Exercise: Would you restate all the data that follows, word for word?

Extracted records
----------------------------------------

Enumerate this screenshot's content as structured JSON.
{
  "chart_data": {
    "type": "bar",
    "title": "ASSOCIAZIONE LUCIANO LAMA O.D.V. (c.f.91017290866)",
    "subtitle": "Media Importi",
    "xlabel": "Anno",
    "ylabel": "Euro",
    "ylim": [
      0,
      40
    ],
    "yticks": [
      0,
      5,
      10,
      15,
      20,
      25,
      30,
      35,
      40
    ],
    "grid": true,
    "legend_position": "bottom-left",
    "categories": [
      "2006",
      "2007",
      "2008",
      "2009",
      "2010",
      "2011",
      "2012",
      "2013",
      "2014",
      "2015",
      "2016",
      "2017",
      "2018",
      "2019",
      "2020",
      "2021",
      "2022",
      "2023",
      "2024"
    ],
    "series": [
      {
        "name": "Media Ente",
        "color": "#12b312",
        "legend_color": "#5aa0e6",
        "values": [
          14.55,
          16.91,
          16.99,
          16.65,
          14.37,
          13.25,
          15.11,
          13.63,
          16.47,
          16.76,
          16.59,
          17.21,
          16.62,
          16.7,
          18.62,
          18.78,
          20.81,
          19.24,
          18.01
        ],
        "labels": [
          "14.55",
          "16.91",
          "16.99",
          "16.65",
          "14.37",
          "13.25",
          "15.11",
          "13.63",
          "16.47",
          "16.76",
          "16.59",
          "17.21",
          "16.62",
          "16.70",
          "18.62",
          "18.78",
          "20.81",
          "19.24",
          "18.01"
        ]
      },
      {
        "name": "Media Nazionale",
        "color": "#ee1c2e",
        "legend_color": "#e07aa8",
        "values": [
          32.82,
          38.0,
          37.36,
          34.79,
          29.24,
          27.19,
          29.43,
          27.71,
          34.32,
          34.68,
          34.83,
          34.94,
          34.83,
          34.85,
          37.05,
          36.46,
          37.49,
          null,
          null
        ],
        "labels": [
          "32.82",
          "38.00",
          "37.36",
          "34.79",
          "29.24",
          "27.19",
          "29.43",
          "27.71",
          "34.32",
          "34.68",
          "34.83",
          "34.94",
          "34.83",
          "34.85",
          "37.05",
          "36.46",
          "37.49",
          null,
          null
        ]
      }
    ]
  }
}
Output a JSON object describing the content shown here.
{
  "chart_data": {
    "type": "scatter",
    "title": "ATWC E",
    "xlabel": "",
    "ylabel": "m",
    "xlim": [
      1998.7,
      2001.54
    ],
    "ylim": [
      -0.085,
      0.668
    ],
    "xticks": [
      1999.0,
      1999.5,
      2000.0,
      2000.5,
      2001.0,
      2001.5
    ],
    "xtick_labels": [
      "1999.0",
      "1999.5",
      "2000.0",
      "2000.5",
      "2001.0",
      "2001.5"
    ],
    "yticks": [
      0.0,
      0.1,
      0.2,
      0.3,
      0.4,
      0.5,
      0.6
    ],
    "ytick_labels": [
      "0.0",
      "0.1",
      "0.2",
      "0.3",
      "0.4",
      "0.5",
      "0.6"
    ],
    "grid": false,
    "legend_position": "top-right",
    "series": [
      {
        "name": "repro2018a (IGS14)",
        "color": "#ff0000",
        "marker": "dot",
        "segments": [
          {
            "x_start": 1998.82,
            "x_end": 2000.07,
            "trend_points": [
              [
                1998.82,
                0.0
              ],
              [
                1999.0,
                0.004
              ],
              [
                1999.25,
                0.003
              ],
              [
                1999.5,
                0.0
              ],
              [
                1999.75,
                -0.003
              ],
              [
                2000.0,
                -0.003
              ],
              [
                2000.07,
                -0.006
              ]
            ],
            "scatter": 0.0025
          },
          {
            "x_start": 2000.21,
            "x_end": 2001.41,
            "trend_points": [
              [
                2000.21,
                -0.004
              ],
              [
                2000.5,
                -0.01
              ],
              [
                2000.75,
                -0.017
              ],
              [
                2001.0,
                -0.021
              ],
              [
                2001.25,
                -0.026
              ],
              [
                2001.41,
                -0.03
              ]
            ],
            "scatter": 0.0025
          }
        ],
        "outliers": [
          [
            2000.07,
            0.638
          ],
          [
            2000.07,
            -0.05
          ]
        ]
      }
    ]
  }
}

----------------------------------------

Output below:
Enumerate this screenshot's content as structured JSON.
{
  "chart_data": {
    "type": "bar",
    "title": "ASSOCIAZIONE LUCIANO LAMA O.D.V. (c.f.91017290866)",
    "subtitle": "Media Importi",
    "xlabel": "Anno",
    "ylabel": "Euro",
    "ylim": [
      0,
      40
    ],
    "yticks": [
      0,
      5,
      10,
      15,
      20,
      25,
      30,
      35,
      40
    ],
    "grid": true,
    "legend_position": "bottom-left",
    "categories": [
      "2006",
      "2007",
      "2008",
      "2009",
      "2010",
      "2011",
      "2012",
      "2013",
      "2014",
      "2015",
      "2016",
      "2017",
      "2018",
      "2019",
      "2020",
      "2021",
      "2022",
      "2023",
      "2024"
    ],
    "series": [
      {
        "name": "Media Ente",
        "color": "#12b312",
        "legend_color": "#5aa0e6",
        "values": [
          14.55,
          16.91,
          16.99,
          16.65,
          14.37,
          13.25,
          15.11,
          13.63,
          16.47,
          16.76,
          16.59,
          17.21,
          16.62,
          16.7,
          18.62,
          18.78,
          20.81,
          19.24,
          18.01
        ],
        "labels": [
          "14.55",
          "16.91",
          "16.99",
          "16.65",
          "14.37",
          "13.25",
          "15.11",
          "13.63",
          "16.47",
          "16.76",
          "16.59",
          "17.21",
          "16.62",
          "16.70",
          "18.62",
          "18.78",
          "20.81",
          "19.24",
          "18.01"
        ]
      },
      {
        "name": "Media Nazionale",
        "color": "#ee1c2e",
        "legend_color": "#e07aa8",
        "values": [
          32.82,
          38.0,
          37.36,
          34.79,
          29.24,
          27.19,
          29.43,
          27.71,
          34.32,
          34.68,
          34.83,
          34.94,
          34.83,
          34.85,
          37.05,
          36.46,
          37.49,
          null,
          null
        ],
        "labels": [
          "32.82",
          "38.00",
          "37.36",
          "34.79",
          "29.24",
          "27.19",
          "29.43",
          "27.71",
          "34.32",
          "34.68",
          "34.83",
          "34.94",
          "34.83",
          "34.85",
          "37.05",
          "36.46",
          "37.49",
          null,
          null
        ]
      }
    ]
  }
}
Output a JSON object describing the content shown here.
{
  "chart_data": {
    "type": "scatter",
    "title": "ATWC E",
    "xlabel": "",
    "ylabel": "m",
    "xlim": [
      1998.7,
      2001.54
    ],
    "ylim": [
      -0.085,
      0.668
    ],
    "xticks": [
      1999.0,
      1999.5,
      2000.0,
      2000.5,
      2001.0,
      2001.5
    ],
    "xtick_labels": [
      "1999.0",
      "1999.5",
      "2000.0",
      "2000.5",
      "2001.0",
      "2001.5"
    ],
    "yticks": [
      0.0,
      0.1,
      0.2,
      0.3,
      0.4,
      0.5,
      0.6
    ],
    "ytick_labels": [
      "0.0",
      "0.1",
      "0.2",
      "0.3",
      "0.4",
      "0.5",
      "0.6"
    ],
    "grid": false,
    "legend_position": "top-right",
    "series": [
      {
        "name": "repro2018a (IGS14)",
        "color": "#ff0000",
        "marker": "dot",
        "segments": [
          {
            "x_start": 1998.82,
            "x_end": 2000.07,
            "trend_points": [
              [
                1998.82,
                0.0
              ],
              [
                1999.0,
                0.004
              ],
              [
                1999.25,
                0.003
              ],
              [
                1999.5,
                0.0
              ],
              [
                1999.75,
                -0.003
              ],
              [
                2000.0,
                -0.003
              ],
              [
                2000.07,
                -0.006
              ]
            ],
            "scatter": 0.0025
          },
          {
            "x_start": 2000.21,
            "x_end": 2001.41,
            "trend_points": [
              [
                2000.21,
                -0.004
              ],
              [
                2000.5,
                -0.01
              ],
              [
                2000.75,
                -0.017
              ],
              [
                2001.0,
                -0.021
              ],
              [
                2001.25,
                -0.026
              ],
              [
                2001.41,
                -0.03
              ]
            ],
            "scatter": 0.0025
          }
        ],
        "outliers": [
          [
            2000.07,
            0.638
          ],
          [
            2000.07,
            -0.05
          ]
        ]
      }
    ]
  }
}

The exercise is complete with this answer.